▽

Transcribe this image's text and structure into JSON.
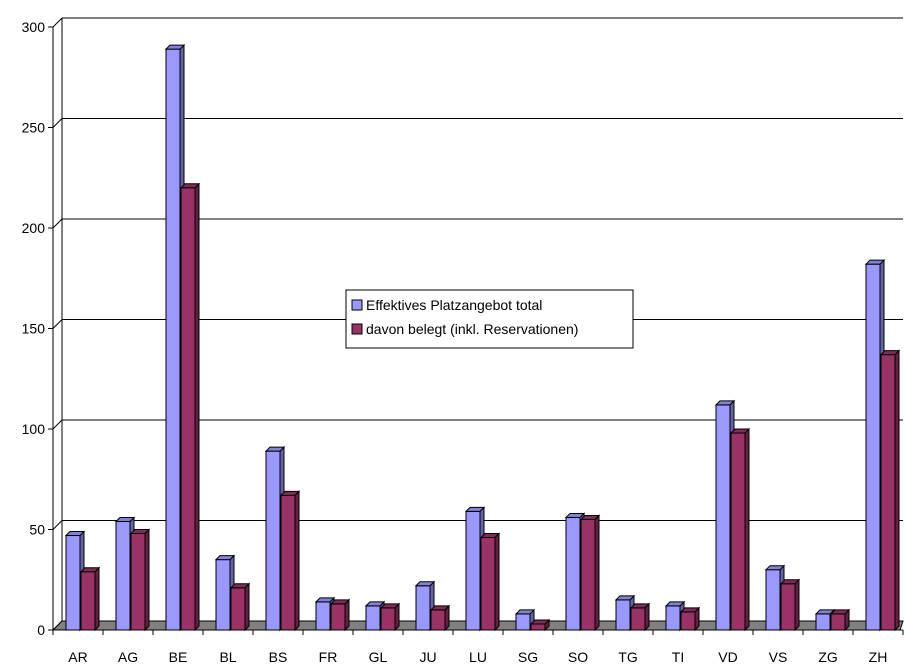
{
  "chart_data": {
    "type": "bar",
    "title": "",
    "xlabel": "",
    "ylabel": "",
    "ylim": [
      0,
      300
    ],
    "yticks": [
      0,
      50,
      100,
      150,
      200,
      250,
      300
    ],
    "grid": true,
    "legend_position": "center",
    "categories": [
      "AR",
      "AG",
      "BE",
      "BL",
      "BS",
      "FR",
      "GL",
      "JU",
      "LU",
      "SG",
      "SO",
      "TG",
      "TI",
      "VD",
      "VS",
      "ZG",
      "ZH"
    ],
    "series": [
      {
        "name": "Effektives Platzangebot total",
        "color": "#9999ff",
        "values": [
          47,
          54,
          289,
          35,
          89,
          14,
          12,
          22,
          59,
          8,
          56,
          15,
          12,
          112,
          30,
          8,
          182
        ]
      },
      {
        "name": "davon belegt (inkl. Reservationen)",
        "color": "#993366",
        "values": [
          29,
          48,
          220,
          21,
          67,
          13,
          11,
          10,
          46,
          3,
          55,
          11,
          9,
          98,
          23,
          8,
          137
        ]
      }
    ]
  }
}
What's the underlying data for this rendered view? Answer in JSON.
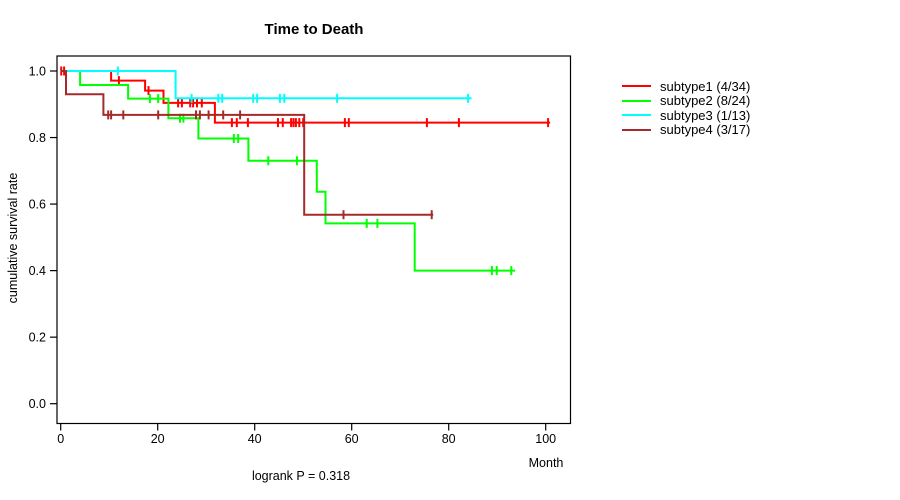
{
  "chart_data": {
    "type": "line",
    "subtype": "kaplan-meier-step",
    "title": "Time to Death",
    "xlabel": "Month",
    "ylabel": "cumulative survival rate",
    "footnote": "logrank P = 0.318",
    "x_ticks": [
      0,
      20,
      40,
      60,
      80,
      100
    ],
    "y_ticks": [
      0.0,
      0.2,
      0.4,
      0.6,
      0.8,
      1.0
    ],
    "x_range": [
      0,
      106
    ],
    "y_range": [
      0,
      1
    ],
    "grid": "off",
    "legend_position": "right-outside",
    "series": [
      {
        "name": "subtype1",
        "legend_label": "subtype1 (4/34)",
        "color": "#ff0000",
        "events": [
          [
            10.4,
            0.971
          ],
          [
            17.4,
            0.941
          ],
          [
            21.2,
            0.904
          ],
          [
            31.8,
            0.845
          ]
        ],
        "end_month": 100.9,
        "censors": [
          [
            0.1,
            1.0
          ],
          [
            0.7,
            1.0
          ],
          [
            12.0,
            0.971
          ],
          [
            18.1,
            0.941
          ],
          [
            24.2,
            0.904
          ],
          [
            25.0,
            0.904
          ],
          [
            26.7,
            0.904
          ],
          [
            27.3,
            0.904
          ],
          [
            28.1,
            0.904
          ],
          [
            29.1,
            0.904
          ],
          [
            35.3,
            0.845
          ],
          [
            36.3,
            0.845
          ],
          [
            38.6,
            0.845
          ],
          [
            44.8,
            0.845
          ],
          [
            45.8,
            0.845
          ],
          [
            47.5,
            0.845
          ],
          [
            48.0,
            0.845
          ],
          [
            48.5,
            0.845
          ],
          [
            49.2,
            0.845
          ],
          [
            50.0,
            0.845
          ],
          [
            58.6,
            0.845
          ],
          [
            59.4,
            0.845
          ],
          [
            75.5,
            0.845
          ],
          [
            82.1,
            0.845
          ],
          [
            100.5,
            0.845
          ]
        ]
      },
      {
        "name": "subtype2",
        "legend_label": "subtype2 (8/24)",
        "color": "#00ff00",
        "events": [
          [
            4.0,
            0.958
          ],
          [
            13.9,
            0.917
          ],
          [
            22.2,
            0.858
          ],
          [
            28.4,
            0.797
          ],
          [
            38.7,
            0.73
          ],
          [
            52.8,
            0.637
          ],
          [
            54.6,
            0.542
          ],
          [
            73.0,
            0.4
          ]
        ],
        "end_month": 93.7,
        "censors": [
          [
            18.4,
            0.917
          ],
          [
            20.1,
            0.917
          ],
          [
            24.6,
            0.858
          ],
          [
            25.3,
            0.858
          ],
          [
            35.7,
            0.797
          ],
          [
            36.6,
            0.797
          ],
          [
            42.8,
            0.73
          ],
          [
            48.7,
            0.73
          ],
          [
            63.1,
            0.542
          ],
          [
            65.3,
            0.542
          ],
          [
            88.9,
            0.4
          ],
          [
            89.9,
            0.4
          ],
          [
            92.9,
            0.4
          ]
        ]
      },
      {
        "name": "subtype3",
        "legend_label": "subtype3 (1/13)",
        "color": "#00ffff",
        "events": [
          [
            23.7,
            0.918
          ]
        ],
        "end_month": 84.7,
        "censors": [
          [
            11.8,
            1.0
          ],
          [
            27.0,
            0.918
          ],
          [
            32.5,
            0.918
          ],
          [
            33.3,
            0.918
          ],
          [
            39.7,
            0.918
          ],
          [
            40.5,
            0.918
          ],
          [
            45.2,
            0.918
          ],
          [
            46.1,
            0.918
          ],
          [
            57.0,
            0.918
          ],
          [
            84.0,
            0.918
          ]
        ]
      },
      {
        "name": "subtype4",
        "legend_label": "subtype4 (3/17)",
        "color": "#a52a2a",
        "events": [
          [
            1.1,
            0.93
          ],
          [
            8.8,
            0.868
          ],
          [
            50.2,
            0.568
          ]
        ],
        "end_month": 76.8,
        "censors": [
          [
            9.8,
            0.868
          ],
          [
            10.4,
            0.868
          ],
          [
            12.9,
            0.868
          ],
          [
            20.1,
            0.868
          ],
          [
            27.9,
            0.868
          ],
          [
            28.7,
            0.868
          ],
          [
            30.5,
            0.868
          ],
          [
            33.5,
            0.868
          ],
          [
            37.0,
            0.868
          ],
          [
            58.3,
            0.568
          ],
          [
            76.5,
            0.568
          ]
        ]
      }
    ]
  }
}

△

Copy every line of the data exactly as written, excluding the pictures.

_Full output:_
Transcribe this image's text and structure into JSON.
{
  "chart_data": {
    "type": "bar",
    "title": "",
    "xlabel": "",
    "ylabel": "",
    "ylim": [
      0,
      300
    ],
    "yticks": [
      0,
      50,
      100,
      150,
      200,
      250,
      300
    ],
    "grid": true,
    "legend_position": "center",
    "categories": [
      "AR",
      "AG",
      "BE",
      "BL",
      "BS",
      "FR",
      "GL",
      "JU",
      "LU",
      "SG",
      "SO",
      "TG",
      "TI",
      "VD",
      "VS",
      "ZG",
      "ZH"
    ],
    "series": [
      {
        "name": "Effektives Platzangebot total",
        "color": "#9999ff",
        "values": [
          47,
          54,
          289,
          35,
          89,
          14,
          12,
          22,
          59,
          8,
          56,
          15,
          12,
          112,
          30,
          8,
          182
        ]
      },
      {
        "name": "davon belegt (inkl. Reservationen)",
        "color": "#993366",
        "values": [
          29,
          48,
          220,
          21,
          67,
          13,
          11,
          10,
          46,
          3,
          55,
          11,
          9,
          98,
          23,
          8,
          137
        ]
      }
    ]
  }
}
What's the underlying data for this rendered view? Answer in JSON.
{
  "chart_data": {
    "type": "line",
    "subtype": "kaplan-meier-step",
    "title": "Time to Death",
    "xlabel": "Month",
    "ylabel": "cumulative survival rate",
    "footnote": "logrank P = 0.318",
    "x_ticks": [
      0,
      20,
      40,
      60,
      80,
      100
    ],
    "y_ticks": [
      0.0,
      0.2,
      0.4,
      0.6,
      0.8,
      1.0
    ],
    "x_range": [
      0,
      106
    ],
    "y_range": [
      0,
      1
    ],
    "grid": "off",
    "legend_position": "right-outside",
    "series": [
      {
        "name": "subtype1",
        "legend_label": "subtype1 (4/34)",
        "color": "#ff0000",
        "events": [
          [
            10.4,
            0.971
          ],
          [
            17.4,
            0.941
          ],
          [
            21.2,
            0.904
          ],
          [
            31.8,
            0.845
          ]
        ],
        "end_month": 100.9,
        "censors": [
          [
            0.1,
            1.0
          ],
          [
            0.7,
            1.0
          ],
          [
            12.0,
            0.971
          ],
          [
            18.1,
            0.941
          ],
          [
            24.2,
            0.904
          ],
          [
            25.0,
            0.904
          ],
          [
            26.7,
            0.904
          ],
          [
            27.3,
            0.904
          ],
          [
            28.1,
            0.904
          ],
          [
            29.1,
            0.904
          ],
          [
            35.3,
            0.845
          ],
          [
            36.3,
            0.845
          ],
          [
            38.6,
            0.845
          ],
          [
            44.8,
            0.845
          ],
          [
            45.8,
            0.845
          ],
          [
            47.5,
            0.845
          ],
          [
            48.0,
            0.845
          ],
          [
            48.5,
            0.845
          ],
          [
            49.2,
            0.845
          ],
          [
            50.0,
            0.845
          ],
          [
            58.6,
            0.845
          ],
          [
            59.4,
            0.845
          ],
          [
            75.5,
            0.845
          ],
          [
            82.1,
            0.845
          ],
          [
            100.5,
            0.845
          ]
        ]
      },
      {
        "name": "subtype2",
        "legend_label": "subtype2 (8/24)",
        "color": "#00ff00",
        "events": [
          [
            4.0,
            0.958
          ],
          [
            13.9,
            0.917
          ],
          [
            22.2,
            0.858
          ],
          [
            28.4,
            0.797
          ],
          [
            38.7,
            0.73
          ],
          [
            52.8,
            0.637
          ],
          [
            54.6,
            0.542
          ],
          [
            73.0,
            0.4
          ]
        ],
        "end_month": 93.7,
        "censors": [
          [
            18.4,
            0.917
          ],
          [
            20.1,
            0.917
          ],
          [
            24.6,
            0.858
          ],
          [
            25.3,
            0.858
          ],
          [
            35.7,
            0.797
          ],
          [
            36.6,
            0.797
          ],
          [
            42.8,
            0.73
          ],
          [
            48.7,
            0.73
          ],
          [
            63.1,
            0.542
          ],
          [
            65.3,
            0.542
          ],
          [
            88.9,
            0.4
          ],
          [
            89.9,
            0.4
          ],
          [
            92.9,
            0.4
          ]
        ]
      },
      {
        "name": "subtype3",
        "legend_label": "subtype3 (1/13)",
        "color": "#00ffff",
        "events": [
          [
            23.7,
            0.918
          ]
        ],
        "end_month": 84.7,
        "censors": [
          [
            11.8,
            1.0
          ],
          [
            27.0,
            0.918
          ],
          [
            32.5,
            0.918
          ],
          [
            33.3,
            0.918
          ],
          [
            39.7,
            0.918
          ],
          [
            40.5,
            0.918
          ],
          [
            45.2,
            0.918
          ],
          [
            46.1,
            0.918
          ],
          [
            57.0,
            0.918
          ],
          [
            84.0,
            0.918
          ]
        ]
      },
      {
        "name": "subtype4",
        "legend_label": "subtype4 (3/17)",
        "color": "#a52a2a",
        "events": [
          [
            1.1,
            0.93
          ],
          [
            8.8,
            0.868
          ],
          [
            50.2,
            0.568
          ]
        ],
        "end_month": 76.8,
        "censors": [
          [
            9.8,
            0.868
          ],
          [
            10.4,
            0.868
          ],
          [
            12.9,
            0.868
          ],
          [
            20.1,
            0.868
          ],
          [
            27.9,
            0.868
          ],
          [
            28.7,
            0.868
          ],
          [
            30.5,
            0.868
          ],
          [
            33.5,
            0.868
          ],
          [
            37.0,
            0.868
          ],
          [
            58.3,
            0.568
          ],
          [
            76.5,
            0.568
          ]
        ]
      }
    ]
  }
}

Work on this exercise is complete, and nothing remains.